What needs to be done:
Only the number is wanted: count the lines in the data with "xlabel" in them.

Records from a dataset
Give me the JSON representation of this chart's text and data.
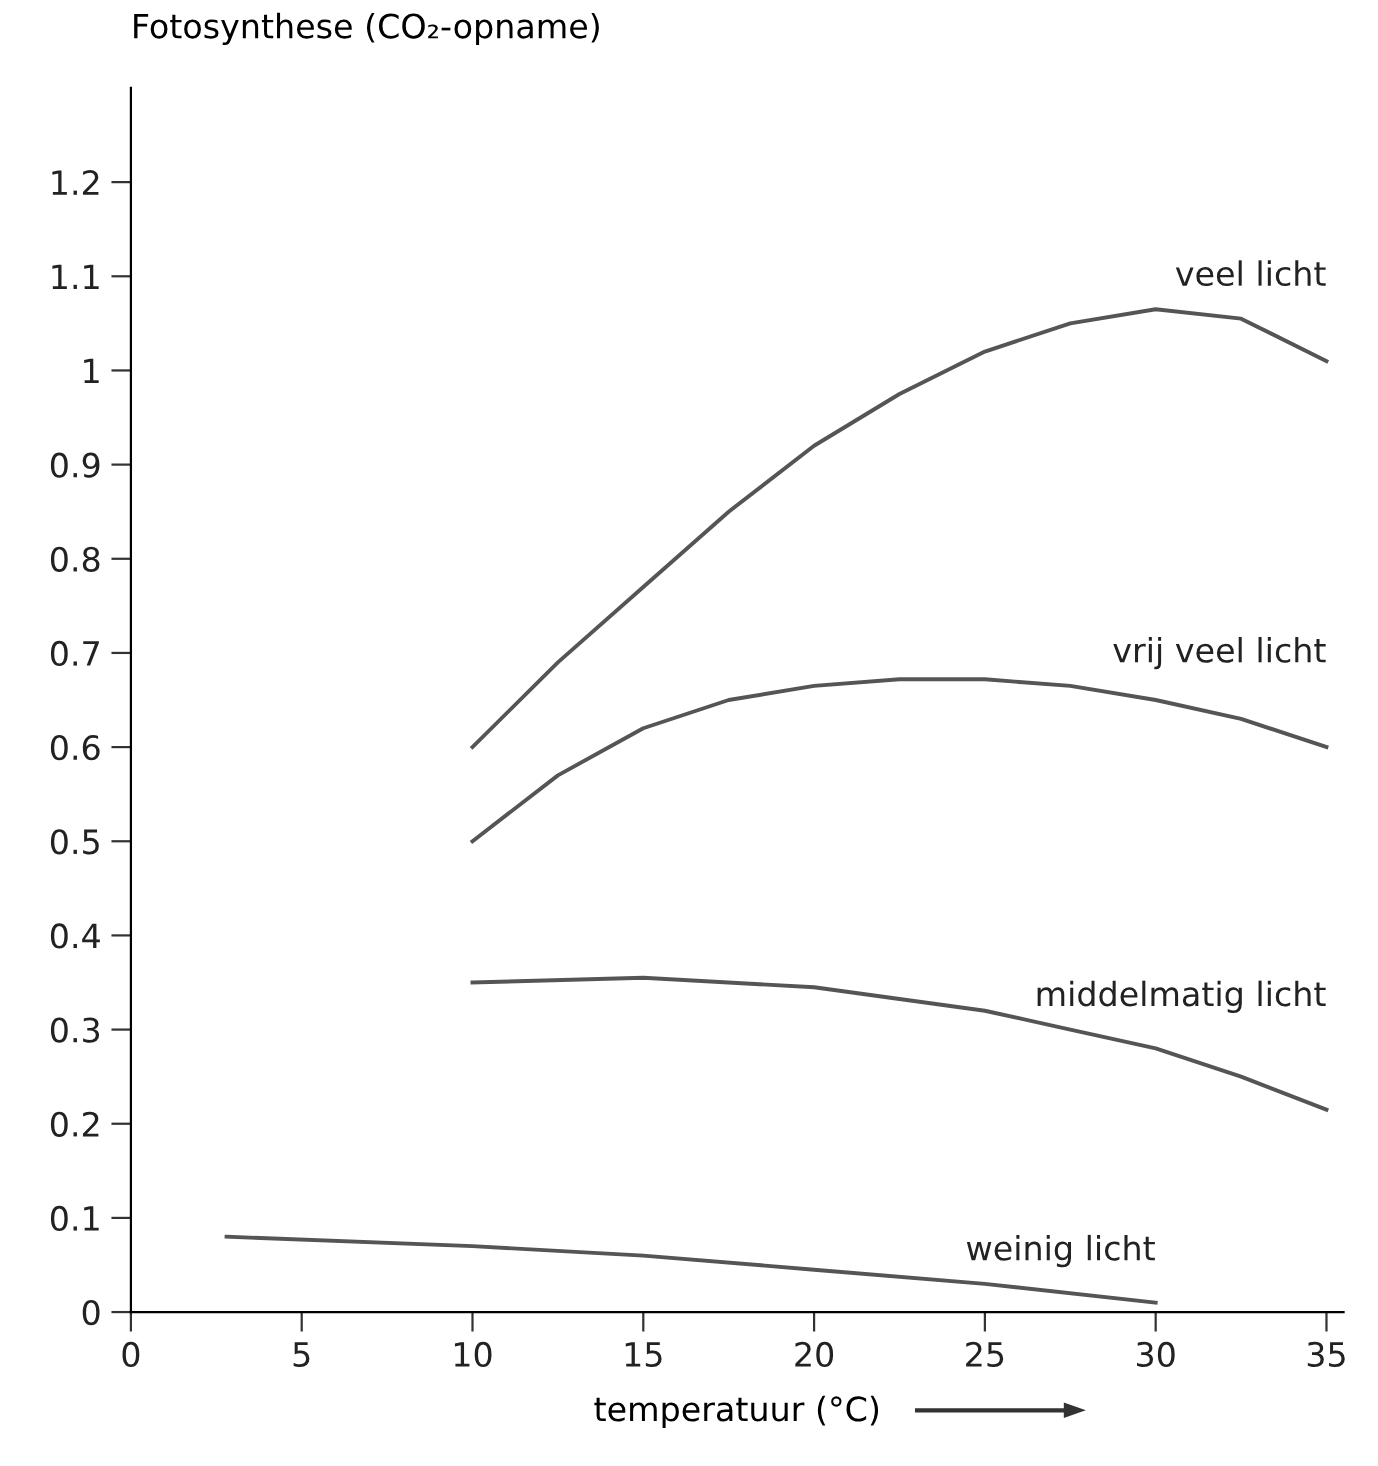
{
  "chart_data": {
    "type": "line",
    "ylabel": "Fotosynthese (CO₂-opname)",
    "xlabel": "temperatuur (°C)",
    "xlim": [
      0,
      35.5
    ],
    "ylim": [
      0,
      1.3
    ],
    "xticks": [
      0,
      5,
      10,
      15,
      20,
      25,
      30,
      35
    ],
    "yticks": [
      0,
      0.1,
      0.2,
      0.3,
      0.4,
      0.5,
      0.6,
      0.7,
      0.8,
      0.9,
      1.0,
      1.1,
      1.2
    ],
    "grid": false,
    "legend": false,
    "marker": "none",
    "line_style": "solid",
    "series": [
      {
        "name": "veel licht",
        "color": "#555555",
        "x": [
          10,
          12.5,
          15,
          17.5,
          20,
          22.5,
          25,
          27.5,
          30,
          32.5,
          35
        ],
        "values": [
          0.6,
          0.69,
          0.77,
          0.85,
          0.92,
          0.975,
          1.02,
          1.05,
          1.065,
          1.055,
          1.01
        ]
      },
      {
        "name": "vrij veel licht",
        "color": "#555555",
        "x": [
          10,
          12.5,
          15,
          17.5,
          20,
          22.5,
          25,
          27.5,
          30,
          32.5,
          35
        ],
        "values": [
          0.5,
          0.57,
          0.62,
          0.65,
          0.665,
          0.672,
          0.672,
          0.665,
          0.65,
          0.63,
          0.6
        ]
      },
      {
        "name": "middelmatig licht",
        "color": "#555555",
        "x": [
          10,
          15,
          20,
          25,
          27.5,
          30,
          32.5,
          35
        ],
        "values": [
          0.35,
          0.355,
          0.345,
          0.32,
          0.3,
          0.28,
          0.25,
          0.215
        ]
      },
      {
        "name": "weinig licht",
        "color": "#555555",
        "x": [
          2.8,
          10,
          15,
          20,
          25,
          30
        ],
        "values": [
          0.08,
          0.07,
          0.06,
          0.045,
          0.03,
          0.01
        ]
      }
    ]
  }
}
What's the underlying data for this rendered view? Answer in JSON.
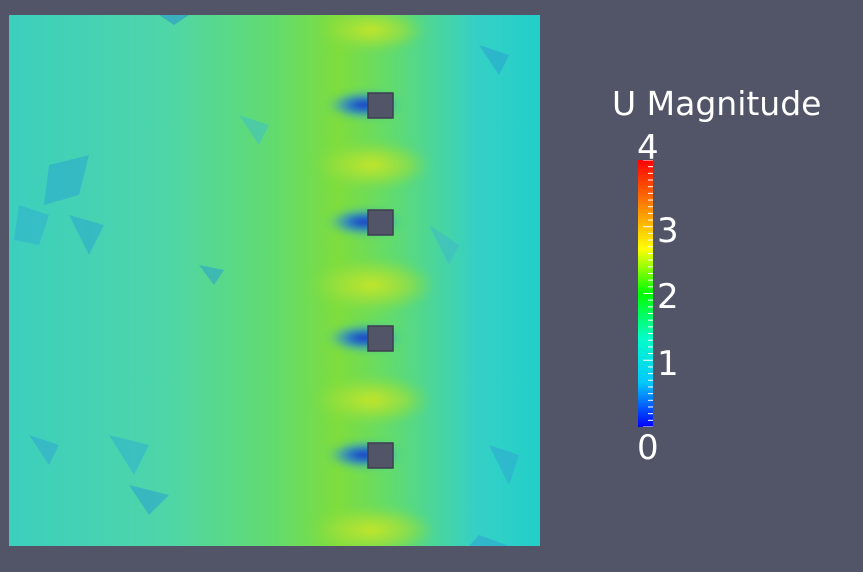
{
  "scene": {
    "background": "#525467",
    "field": "velocity magnitude pseudocolor slice",
    "obstacles": 4,
    "obstacle_color": "#525467"
  },
  "colorbar": {
    "title": "U Magnitude",
    "min": 0,
    "max": 4,
    "tick_labels": [
      "4",
      "3",
      "2",
      "1",
      "0"
    ],
    "colormap": [
      "#0000ff",
      "#00c8ff",
      "#00ffc8",
      "#00ff00",
      "#ffff00",
      "#ff8000",
      "#ff0000"
    ]
  }
}
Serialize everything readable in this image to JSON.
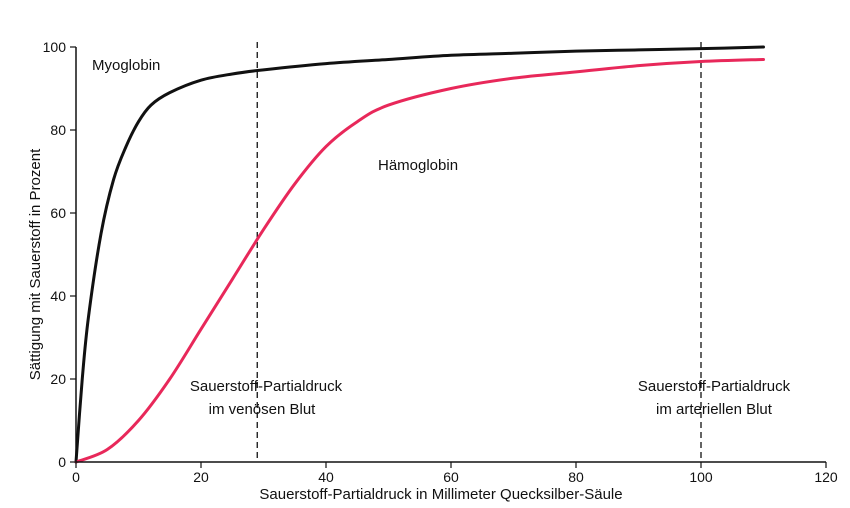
{
  "chart_data": {
    "type": "line",
    "title": "",
    "xlabel": "Sauerstoff-Partialdruck in Millimeter Quecksilber-Säule",
    "ylabel": "Sättigung mit Sauerstoff in Prozent",
    "xlim": [
      0,
      120
    ],
    "ylim": [
      0,
      100
    ],
    "xticks": [
      "0",
      "20",
      "40",
      "60",
      "80",
      "100",
      "120"
    ],
    "yticks": [
      "0",
      "20",
      "40",
      "60",
      "80",
      "100"
    ],
    "grid": false,
    "series": [
      {
        "name": "Myoglobin",
        "color": "#111111",
        "x": [
          0,
          1,
          2,
          4,
          6,
          8,
          10,
          12,
          15,
          20,
          25,
          30,
          40,
          50,
          60,
          70,
          80,
          90,
          100,
          110
        ],
        "y": [
          0,
          20,
          35,
          55,
          68,
          76,
          82,
          86,
          89,
          92,
          93.5,
          94.5,
          96,
          97,
          98,
          98.5,
          99,
          99.3,
          99.6,
          100
        ]
      },
      {
        "name": "Hämoglobin",
        "color": "#e8285a",
        "x": [
          0,
          5,
          10,
          15,
          20,
          25,
          30,
          35,
          40,
          45,
          50,
          60,
          70,
          80,
          90,
          100,
          110
        ],
        "y": [
          0,
          3,
          10,
          20,
          32,
          44,
          56,
          67,
          76,
          82,
          86,
          90,
          92.5,
          94,
          95.5,
          96.5,
          97
        ]
      }
    ],
    "reference_lines": [
      {
        "x": 29,
        "label_lines": [
          "Sauerstoff-Partialdruck",
          "im venösen Blut"
        ]
      },
      {
        "x": 100,
        "label_lines": [
          "Sauerstoff-Partialdruck",
          "im arteriellen Blut"
        ]
      }
    ]
  }
}
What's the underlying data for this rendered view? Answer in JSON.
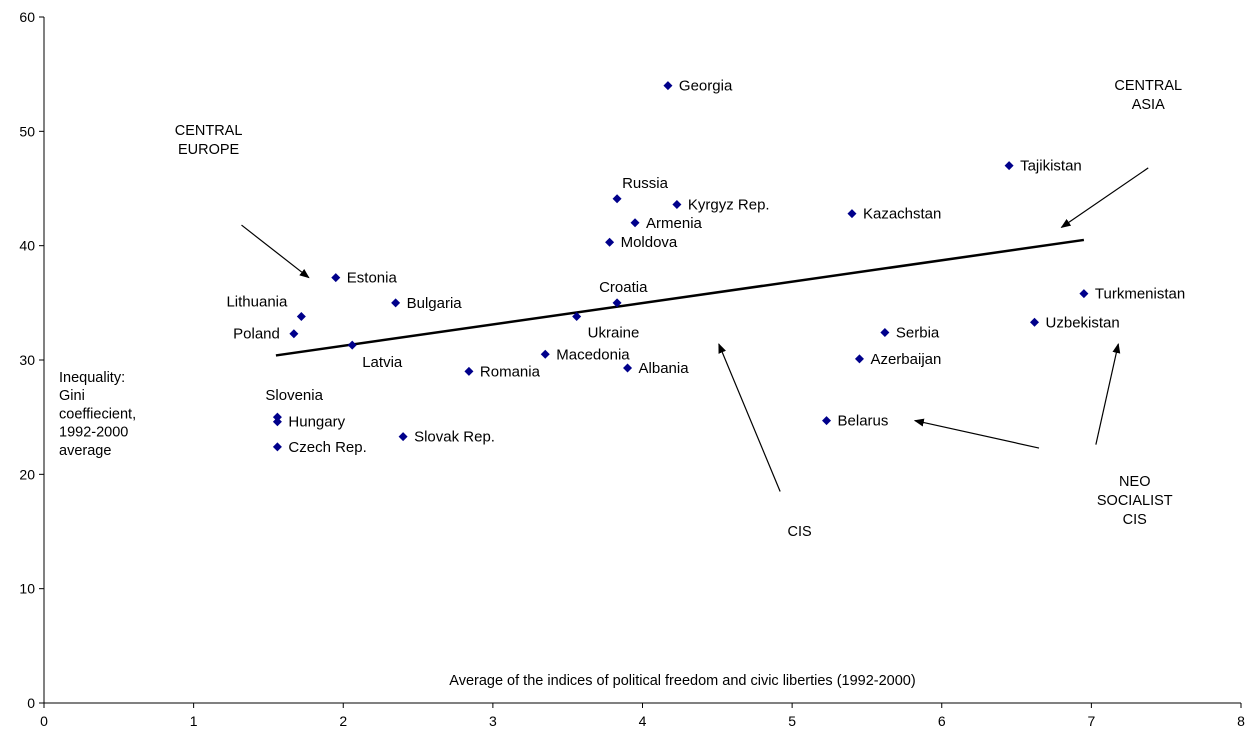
{
  "chart_data": {
    "type": "scatter",
    "xlabel": "Average of the indices of political freedom and civic liberties (1992-2000)",
    "ylabel": [
      "Inequality:",
      "Gini",
      "coeffiecient,",
      "1992-2000",
      "average"
    ],
    "xlim": [
      0,
      8
    ],
    "ylim": [
      0,
      60
    ],
    "x_ticks": [
      "0",
      "1",
      "2",
      "3",
      "4",
      "5",
      "6",
      "7",
      "8"
    ],
    "y_ticks": [
      "0",
      "10",
      "20",
      "30",
      "40",
      "50",
      "60"
    ],
    "grid": false,
    "marker_color": "#00008B",
    "points": [
      {
        "label": "Georgia",
        "x": 4.17,
        "y": 54.0
      },
      {
        "label": "Tajikistan",
        "x": 6.45,
        "y": 47.0
      },
      {
        "label": "Russia",
        "x": 3.83,
        "y": 44.1
      },
      {
        "label": "Kyrgyz Rep.",
        "x": 4.23,
        "y": 43.6
      },
      {
        "label": "Kazachstan",
        "x": 5.4,
        "y": 42.8
      },
      {
        "label": "Armenia",
        "x": 3.95,
        "y": 42.0
      },
      {
        "label": "Moldova",
        "x": 3.78,
        "y": 40.3
      },
      {
        "label": "Estonia",
        "x": 1.95,
        "y": 37.2
      },
      {
        "label": "Turkmenistan",
        "x": 6.95,
        "y": 35.8
      },
      {
        "label": "Bulgaria",
        "x": 2.35,
        "y": 35.0
      },
      {
        "label": "Croatia",
        "x": 3.83,
        "y": 35.0
      },
      {
        "label": "Lithuania",
        "x": 1.72,
        "y": 33.8
      },
      {
        "label": "Ukraine",
        "x": 3.56,
        "y": 33.8
      },
      {
        "label": "Uzbekistan",
        "x": 6.62,
        "y": 33.3
      },
      {
        "label": "Serbia",
        "x": 5.62,
        "y": 32.4
      },
      {
        "label": "Poland",
        "x": 1.67,
        "y": 32.3
      },
      {
        "label": "Latvia",
        "x": 2.06,
        "y": 31.3
      },
      {
        "label": "Macedonia",
        "x": 3.35,
        "y": 30.5
      },
      {
        "label": "Azerbaijan",
        "x": 5.45,
        "y": 30.1
      },
      {
        "label": "Albania",
        "x": 3.9,
        "y": 29.3
      },
      {
        "label": "Romania",
        "x": 2.84,
        "y": 29.0
      },
      {
        "label": "Slovenia",
        "x": 1.56,
        "y": 25.0
      },
      {
        "label": "Hungary",
        "x": 1.56,
        "y": 24.6
      },
      {
        "label": "Belarus",
        "x": 5.23,
        "y": 24.7
      },
      {
        "label": "Slovak Rep.",
        "x": 2.4,
        "y": 23.3
      },
      {
        "label": "Czech Rep.",
        "x": 1.56,
        "y": 22.4
      }
    ],
    "trendline": {
      "x": [
        1.55,
        6.95
      ],
      "y": [
        30.4,
        40.5
      ]
    },
    "annotations": [
      {
        "lines": [
          "CENTRAL",
          "EUROPE"
        ],
        "arrow_from": [
          1.32,
          41.8
        ],
        "arrow_to": [
          1.77,
          37.2
        ]
      },
      {
        "lines": [
          "CENTRAL",
          "ASIA"
        ],
        "arrow_from": [
          7.38,
          46.8
        ],
        "arrow_to": [
          6.8,
          41.6
        ]
      },
      {
        "lines": [
          "CIS"
        ],
        "arrow_from": [
          4.92,
          18.5
        ],
        "arrow_to": [
          4.51,
          31.4
        ]
      },
      {
        "lines": [
          "NEO",
          "SOCIALIST",
          "CIS"
        ],
        "arrow_from": [
          6.65,
          22.3
        ],
        "arrow_to": [
          5.82,
          24.7
        ]
      },
      {
        "lines": [],
        "arrow_from": [
          7.03,
          22.6
        ],
        "arrow_to": [
          7.18,
          31.4
        ]
      }
    ]
  }
}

Completed task:
3